[Prompt] Under this task are some entries; return every one of them exactly.

begin Listed records

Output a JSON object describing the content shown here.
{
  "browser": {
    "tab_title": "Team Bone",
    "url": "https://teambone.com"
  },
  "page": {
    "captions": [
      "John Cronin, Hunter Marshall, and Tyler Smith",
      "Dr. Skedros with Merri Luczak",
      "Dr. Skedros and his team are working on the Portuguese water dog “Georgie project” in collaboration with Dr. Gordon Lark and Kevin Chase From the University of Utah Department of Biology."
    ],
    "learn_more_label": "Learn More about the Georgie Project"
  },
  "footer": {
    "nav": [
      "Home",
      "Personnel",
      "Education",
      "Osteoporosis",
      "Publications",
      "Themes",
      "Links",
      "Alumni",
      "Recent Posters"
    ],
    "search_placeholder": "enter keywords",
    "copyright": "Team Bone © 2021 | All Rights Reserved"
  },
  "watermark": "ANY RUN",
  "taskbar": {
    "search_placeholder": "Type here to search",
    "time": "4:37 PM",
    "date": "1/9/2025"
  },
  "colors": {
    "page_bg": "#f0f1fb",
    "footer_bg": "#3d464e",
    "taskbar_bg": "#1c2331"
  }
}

end Listed records

[Solution to this problem]
Output a JSON object describing the content shown here.
{
  "browser": {
    "tab_title": "Team Bone",
    "url": "https://teambone.com"
  },
  "page": {
    "captions": [
      "John Cronin, Hunter Marshall, and Tyler Smith",
      "Dr. Skedros with Merri Luczak",
      "Dr. Skedros and his team are working on the Portuguese water dog “Georgie project” in collaboration with Dr. Gordon Lark and Kevin Chase From the University of Utah Department of Biology."
    ],
    "learn_more_label": "Learn More about the Georgie Project"
  },
  "footer": {
    "nav": [
      "Home",
      "Personnel",
      "Education",
      "Osteoporosis",
      "Publications",
      "Themes",
      "Links",
      "Alumni",
      "Recent Posters"
    ],
    "search_placeholder": "enter keywords",
    "copyright": "Team Bone © 2021 | All Rights Reserved"
  },
  "watermark": "ANY RUN",
  "taskbar": {
    "search_placeholder": "Type here to search",
    "time": "4:37 PM",
    "date": "1/9/2025"
  },
  "colors": {
    "page_bg": "#f0f1fb",
    "footer_bg": "#3d464e",
    "taskbar_bg": "#1c2331"
  }
}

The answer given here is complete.